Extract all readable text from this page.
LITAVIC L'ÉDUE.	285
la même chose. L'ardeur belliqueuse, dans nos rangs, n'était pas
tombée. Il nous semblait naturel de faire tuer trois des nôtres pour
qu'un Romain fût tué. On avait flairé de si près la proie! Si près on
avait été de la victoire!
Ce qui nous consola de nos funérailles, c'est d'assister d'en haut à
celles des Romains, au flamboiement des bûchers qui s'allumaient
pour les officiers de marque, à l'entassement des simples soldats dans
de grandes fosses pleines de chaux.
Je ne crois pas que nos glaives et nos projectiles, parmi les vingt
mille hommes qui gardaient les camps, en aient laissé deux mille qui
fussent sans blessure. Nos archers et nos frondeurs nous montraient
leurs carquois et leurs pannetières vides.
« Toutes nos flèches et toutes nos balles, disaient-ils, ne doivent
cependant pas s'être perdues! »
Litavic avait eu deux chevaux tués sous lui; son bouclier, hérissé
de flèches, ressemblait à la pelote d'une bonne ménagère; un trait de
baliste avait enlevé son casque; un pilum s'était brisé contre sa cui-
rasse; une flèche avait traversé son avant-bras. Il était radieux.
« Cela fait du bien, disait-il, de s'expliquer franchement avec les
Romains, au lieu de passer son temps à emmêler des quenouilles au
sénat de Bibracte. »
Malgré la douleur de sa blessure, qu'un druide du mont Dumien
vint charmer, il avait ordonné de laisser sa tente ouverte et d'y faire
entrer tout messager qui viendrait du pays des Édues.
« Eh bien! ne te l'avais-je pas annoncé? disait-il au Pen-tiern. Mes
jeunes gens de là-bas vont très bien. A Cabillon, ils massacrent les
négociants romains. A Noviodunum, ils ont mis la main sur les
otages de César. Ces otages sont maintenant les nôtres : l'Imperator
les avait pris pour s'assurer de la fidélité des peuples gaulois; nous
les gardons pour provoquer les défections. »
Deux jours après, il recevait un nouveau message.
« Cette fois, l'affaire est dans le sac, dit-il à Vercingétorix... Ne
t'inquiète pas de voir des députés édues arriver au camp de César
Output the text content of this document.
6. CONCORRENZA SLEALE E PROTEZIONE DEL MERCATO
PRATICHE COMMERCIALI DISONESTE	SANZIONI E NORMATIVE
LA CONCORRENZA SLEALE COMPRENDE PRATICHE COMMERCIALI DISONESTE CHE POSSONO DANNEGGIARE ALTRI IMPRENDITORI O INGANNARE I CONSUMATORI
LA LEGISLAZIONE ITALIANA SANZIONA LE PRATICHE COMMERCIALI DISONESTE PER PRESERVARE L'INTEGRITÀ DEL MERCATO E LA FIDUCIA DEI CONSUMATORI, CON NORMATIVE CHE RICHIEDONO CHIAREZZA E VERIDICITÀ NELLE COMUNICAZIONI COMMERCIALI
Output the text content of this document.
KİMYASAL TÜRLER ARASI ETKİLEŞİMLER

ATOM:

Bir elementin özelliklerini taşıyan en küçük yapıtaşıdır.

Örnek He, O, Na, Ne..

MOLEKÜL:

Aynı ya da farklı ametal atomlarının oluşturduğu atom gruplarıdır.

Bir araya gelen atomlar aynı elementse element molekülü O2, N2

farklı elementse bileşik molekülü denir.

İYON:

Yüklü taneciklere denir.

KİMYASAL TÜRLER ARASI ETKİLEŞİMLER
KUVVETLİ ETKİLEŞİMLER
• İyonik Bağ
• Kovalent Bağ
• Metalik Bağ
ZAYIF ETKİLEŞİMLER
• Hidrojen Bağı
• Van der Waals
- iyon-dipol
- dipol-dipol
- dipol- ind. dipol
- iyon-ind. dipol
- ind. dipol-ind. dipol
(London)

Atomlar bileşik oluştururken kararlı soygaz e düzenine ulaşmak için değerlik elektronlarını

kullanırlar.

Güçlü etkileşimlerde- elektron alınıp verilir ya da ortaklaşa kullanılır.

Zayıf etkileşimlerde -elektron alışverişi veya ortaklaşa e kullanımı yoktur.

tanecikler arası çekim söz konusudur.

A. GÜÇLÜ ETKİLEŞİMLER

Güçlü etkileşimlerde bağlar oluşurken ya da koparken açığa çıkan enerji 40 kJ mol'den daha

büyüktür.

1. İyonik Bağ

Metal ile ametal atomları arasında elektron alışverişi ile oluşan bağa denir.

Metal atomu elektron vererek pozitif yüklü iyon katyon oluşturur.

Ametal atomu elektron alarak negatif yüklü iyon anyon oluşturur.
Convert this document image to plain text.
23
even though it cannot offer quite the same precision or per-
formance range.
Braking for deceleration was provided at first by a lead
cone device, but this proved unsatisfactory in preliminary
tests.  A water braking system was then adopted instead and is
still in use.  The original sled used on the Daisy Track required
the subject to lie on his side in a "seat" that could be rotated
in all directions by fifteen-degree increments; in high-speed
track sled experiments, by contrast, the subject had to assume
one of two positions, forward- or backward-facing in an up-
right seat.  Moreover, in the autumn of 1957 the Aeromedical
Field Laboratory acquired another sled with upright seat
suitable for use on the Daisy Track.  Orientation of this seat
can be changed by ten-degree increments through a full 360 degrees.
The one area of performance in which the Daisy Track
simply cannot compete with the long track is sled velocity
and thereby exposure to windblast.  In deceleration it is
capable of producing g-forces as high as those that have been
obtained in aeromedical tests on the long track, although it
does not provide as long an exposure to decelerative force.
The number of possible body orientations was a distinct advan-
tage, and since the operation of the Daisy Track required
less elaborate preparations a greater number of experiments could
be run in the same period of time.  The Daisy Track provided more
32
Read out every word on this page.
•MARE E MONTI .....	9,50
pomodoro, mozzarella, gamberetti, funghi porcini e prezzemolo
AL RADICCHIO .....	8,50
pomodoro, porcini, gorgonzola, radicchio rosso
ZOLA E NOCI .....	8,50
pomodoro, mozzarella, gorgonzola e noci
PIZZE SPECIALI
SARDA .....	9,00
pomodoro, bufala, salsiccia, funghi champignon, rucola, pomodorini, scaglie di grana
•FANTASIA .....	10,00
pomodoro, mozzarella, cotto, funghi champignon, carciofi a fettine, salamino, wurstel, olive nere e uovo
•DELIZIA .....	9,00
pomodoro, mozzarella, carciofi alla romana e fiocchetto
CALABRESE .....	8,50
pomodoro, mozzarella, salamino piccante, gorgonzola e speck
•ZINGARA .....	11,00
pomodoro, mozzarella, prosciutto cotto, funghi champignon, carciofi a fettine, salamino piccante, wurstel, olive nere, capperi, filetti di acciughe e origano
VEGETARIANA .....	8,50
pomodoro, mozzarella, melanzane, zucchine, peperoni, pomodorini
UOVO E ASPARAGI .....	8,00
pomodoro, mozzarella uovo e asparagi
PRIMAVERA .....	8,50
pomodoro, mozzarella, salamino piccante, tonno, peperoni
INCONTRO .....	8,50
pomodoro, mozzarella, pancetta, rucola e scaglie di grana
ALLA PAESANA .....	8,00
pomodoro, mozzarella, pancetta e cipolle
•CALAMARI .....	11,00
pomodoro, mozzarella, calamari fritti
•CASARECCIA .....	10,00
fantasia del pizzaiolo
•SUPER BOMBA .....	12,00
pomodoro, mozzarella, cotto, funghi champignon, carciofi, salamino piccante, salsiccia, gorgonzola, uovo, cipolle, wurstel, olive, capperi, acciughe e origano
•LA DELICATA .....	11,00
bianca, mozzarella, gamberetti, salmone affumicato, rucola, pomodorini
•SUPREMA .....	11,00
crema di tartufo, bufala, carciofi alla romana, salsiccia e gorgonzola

┄┄┄┄┄┄┄┄┄┄┄┄┄┄┄┄┄┄┄┄

INSTRUCTIONS TO FOLLOW | Produce a verbatim transcription of the entries above.

THE RESPONSE |
Extract all readable text from this page.
LITAVIC L'ÉDUE.	285
la même chose. L'ardeur belliqueuse, dans nos rangs, n'était pas
tombée. Il nous semblait naturel de faire tuer trois des nôtres pour
qu'un Romain fût tué. On avait flairé de si près la proie! Si près on
avait été de la victoire!
Ce qui nous consola de nos funérailles, c'est d'assister d'en haut à
celles des Romains, au flamboiement des bûchers qui s'allumaient
pour les officiers de marque, à l'entassement des simples soldats dans
de grandes fosses pleines de chaux.
Je ne crois pas que nos glaives et nos projectiles, parmi les vingt
mille hommes qui gardaient les camps, en aient laissé deux mille qui
fussent sans blessure. Nos archers et nos frondeurs nous montraient
leurs carquois et leurs pannetières vides.
« Toutes nos flèches et toutes nos balles, disaient-ils, ne doivent
cependant pas s'être perdues! »
Litavic avait eu deux chevaux tués sous lui; son bouclier, hérissé
de flèches, ressemblait à la pelote d'une bonne ménagère; un trait de
baliste avait enlevé son casque; un pilum s'était brisé contre sa cui-
rasse; une flèche avait traversé son avant-bras. Il était radieux.
« Cela fait du bien, disait-il, de s'expliquer franchement avec les
Romains, au lieu de passer son temps à emmêler des quenouilles au
sénat de Bibracte. »
Malgré la douleur de sa blessure, qu'un druide du mont Dumien
vint charmer, il avait ordonné de laisser sa tente ouverte et d'y faire
entrer tout messager qui viendrait du pays des Édues.
« Eh bien! ne te l'avais-je pas annoncé? disait-il au Pen-tiern. Mes
jeunes gens de là-bas vont très bien. A Cabillon, ils massacrent les
négociants romains. A Noviodunum, ils ont mis la main sur les
otages de César. Ces otages sont maintenant les nôtres : l'Imperator
les avait pris pour s'assurer de la fidélité des peuples gaulois; nous
les gardons pour provoquer les défections. »
Deux jours après, il recevait un nouveau message.
« Cette fois, l'affaire est dans le sac, dit-il à Vercingétorix... Ne
t'inquiète pas de voir des députés édues arriver au camp de César
Output the text content of this document.
6. CONCORRENZA SLEALE E PROTEZIONE DEL MERCATO
PRATICHE COMMERCIALI DISONESTE	SANZIONI E NORMATIVE
LA CONCORRENZA SLEALE COMPRENDE PRATICHE COMMERCIALI DISONESTE CHE POSSONO DANNEGGIARE ALTRI IMPRENDITORI O INGANNARE I CONSUMATORI
LA LEGISLAZIONE ITALIANA SANZIONA LE PRATICHE COMMERCIALI DISONESTE PER PRESERVARE L'INTEGRITÀ DEL MERCATO E LA FIDUCIA DEI CONSUMATORI, CON NORMATIVE CHE RICHIEDONO CHIAREZZA E VERIDICITÀ NELLE COMUNICAZIONI COMMERCIALI
Output the text content of this document.
KİMYASAL TÜRLER ARASI ETKİLEŞİMLER

ATOM:

Bir elementin özelliklerini taşıyan en küçük yapıtaşıdır.

Örnek He, O, Na, Ne..

MOLEKÜL:

Aynı ya da farklı ametal atomlarının oluşturduğu atom gruplarıdır.

Bir araya gelen atomlar aynı elementse element molekülü O2, N2

farklı elementse bileşik molekülü denir.

İYON:

Yüklü taneciklere denir.

KİMYASAL TÜRLER ARASI ETKİLEŞİMLER
KUVVETLİ ETKİLEŞİMLER
• İyonik Bağ
• Kovalent Bağ
• Metalik Bağ
ZAYIF ETKİLEŞİMLER
• Hidrojen Bağı
• Van der Waals
- iyon-dipol
- dipol-dipol
- dipol- ind. dipol
- iyon-ind. dipol
- ind. dipol-ind. dipol
(London)

Atomlar bileşik oluştururken kararlı soygaz e düzenine ulaşmak için değerlik elektronlarını

kullanırlar.

Güçlü etkileşimlerde- elektron alınıp verilir ya da ortaklaşa kullanılır.

Zayıf etkileşimlerde -elektron alışverişi veya ortaklaşa e kullanımı yoktur.

tanecikler arası çekim söz konusudur.

A. GÜÇLÜ ETKİLEŞİMLER

Güçlü etkileşimlerde bağlar oluşurken ya da koparken açığa çıkan enerji 40 kJ mol'den daha

büyüktür.

1. İyonik Bağ

Metal ile ametal atomları arasında elektron alışverişi ile oluşan bağa denir.

Metal atomu elektron vererek pozitif yüklü iyon katyon oluşturur.

Ametal atomu elektron alarak negatif yüklü iyon anyon oluşturur.
Convert this document image to plain text.
23
even though it cannot offer quite the same precision or per-
formance range.
Braking for deceleration was provided at first by a lead
cone device, but this proved unsatisfactory in preliminary
tests.  A water braking system was then adopted instead and is
still in use.  The original sled used on the Daisy Track required
the subject to lie on his side in a "seat" that could be rotated
in all directions by fifteen-degree increments; in high-speed
track sled experiments, by contrast, the subject had to assume
one of two positions, forward- or backward-facing in an up-
right seat.  Moreover, in the autumn of 1957 the Aeromedical
Field Laboratory acquired another sled with upright seat
suitable for use on the Daisy Track.  Orientation of this seat
can be changed by ten-degree increments through a full 360 degrees.
The one area of performance in which the Daisy Track
simply cannot compete with the long track is sled velocity
and thereby exposure to windblast.  In deceleration it is
capable of producing g-forces as high as those that have been
obtained in aeromedical tests on the long track, although it
does not provide as long an exposure to decelerative force.
The number of possible body orientations was a distinct advan-
tage, and since the operation of the Daisy Track required
less elaborate preparations a greater number of experiments could
be run in the same period of time.  The Daisy Track provided more
32
Read out every word on this page.
•MARE E MONTI .....	9,50
pomodoro, mozzarella, gamberetti, funghi porcini e prezzemolo
AL RADICCHIO .....	8,50
pomodoro, porcini, gorgonzola, radicchio rosso
ZOLA E NOCI .....	8,50
pomodoro, mozzarella, gorgonzola e noci
PIZZE SPECIALI
SARDA .....	9,00
pomodoro, bufala, salsiccia, funghi champignon, rucola, pomodorini, scaglie di grana
•FANTASIA .....	10,00
pomodoro, mozzarella, cotto, funghi champignon, carciofi a fettine, salamino, wurstel, olive nere e uovo
•DELIZIA .....	9,00
pomodoro, mozzarella, carciofi alla romana e fiocchetto
CALABRESE .....	8,50
pomodoro, mozzarella, salamino piccante, gorgonzola e speck
•ZINGARA .....	11,00
pomodoro, mozzarella, prosciutto cotto, funghi champignon, carciofi a fettine, salamino piccante, wurstel, olive nere, capperi, filetti di acciughe e origano
VEGETARIANA .....	8,50
pomodoro, mozzarella, melanzane, zucchine, peperoni, pomodorini
UOVO E ASPARAGI .....	8,00
pomodoro, mozzarella uovo e asparagi
PRIMAVERA .....	8,50
pomodoro, mozzarella, salamino piccante, tonno, peperoni
INCONTRO .....	8,50
pomodoro, mozzarella, pancetta, rucola e scaglie di grana
ALLA PAESANA .....	8,00
pomodoro, mozzarella, pancetta e cipolle
•CALAMARI .....	11,00
pomodoro, mozzarella, calamari fritti
•CASARECCIA .....	10,00
fantasia del pizzaiolo
•SUPER BOMBA .....	12,00
pomodoro, mozzarella, cotto, funghi champignon, carciofi, salamino piccante, salsiccia, gorgonzola, uovo, cipolle, wurstel, olive, capperi, acciughe e origano
•LA DELICATA .....	11,00
bianca, mozzarella, gamberetti, salmone affumicato, rucola, pomodorini
•SUPREMA .....	11,00
crema di tartufo, bufala, carciofi alla romana, salsiccia e gorgonzola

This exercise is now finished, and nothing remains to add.